# What you need to do:
Below are some records. Copy every line in them that holds "Hello".

# Data lines:

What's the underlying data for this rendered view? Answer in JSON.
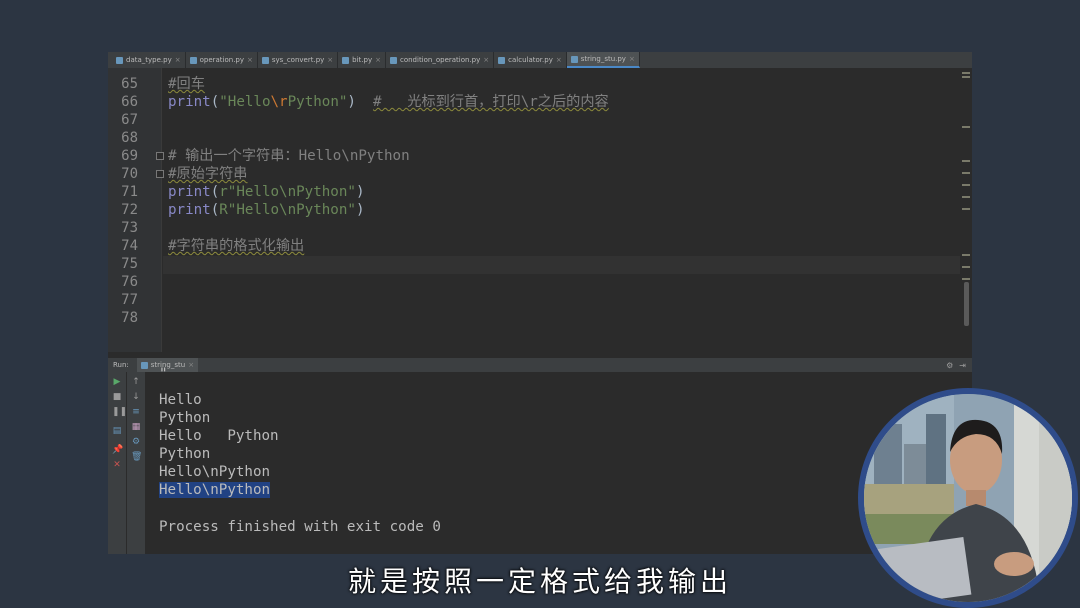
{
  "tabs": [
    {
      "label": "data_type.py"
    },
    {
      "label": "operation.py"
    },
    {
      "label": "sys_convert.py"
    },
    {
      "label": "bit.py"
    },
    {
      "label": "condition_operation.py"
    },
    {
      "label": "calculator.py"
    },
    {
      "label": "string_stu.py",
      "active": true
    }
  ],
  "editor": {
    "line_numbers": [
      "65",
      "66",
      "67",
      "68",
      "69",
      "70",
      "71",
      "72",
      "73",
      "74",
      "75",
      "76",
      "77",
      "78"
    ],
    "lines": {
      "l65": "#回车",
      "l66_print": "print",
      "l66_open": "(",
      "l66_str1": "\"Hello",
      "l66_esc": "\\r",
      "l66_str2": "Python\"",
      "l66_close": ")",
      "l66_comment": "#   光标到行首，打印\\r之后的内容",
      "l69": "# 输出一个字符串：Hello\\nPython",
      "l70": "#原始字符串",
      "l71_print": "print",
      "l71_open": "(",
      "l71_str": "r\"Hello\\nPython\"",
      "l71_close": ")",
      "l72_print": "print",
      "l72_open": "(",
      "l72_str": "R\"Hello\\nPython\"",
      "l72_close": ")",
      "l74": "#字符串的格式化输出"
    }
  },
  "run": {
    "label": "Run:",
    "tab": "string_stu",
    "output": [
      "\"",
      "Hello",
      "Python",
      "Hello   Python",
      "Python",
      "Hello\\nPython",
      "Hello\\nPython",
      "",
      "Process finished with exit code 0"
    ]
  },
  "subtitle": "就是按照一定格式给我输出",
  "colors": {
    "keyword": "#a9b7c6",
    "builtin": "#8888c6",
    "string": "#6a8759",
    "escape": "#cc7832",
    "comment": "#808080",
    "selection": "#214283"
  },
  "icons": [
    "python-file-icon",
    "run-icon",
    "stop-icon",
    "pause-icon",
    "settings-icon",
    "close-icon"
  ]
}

# Task result:
      "l66_str1": "\"Hello",
      "l69": "# 输出一个字符串：Hello\\nPython",
      "l71_str": "r\"Hello\\nPython\"",
      "l72_str": "R\"Hello\\nPython\"",
      "Hello",
      "Hello   Python",
      "Hello\\nPython",
      "Hello\\nPython",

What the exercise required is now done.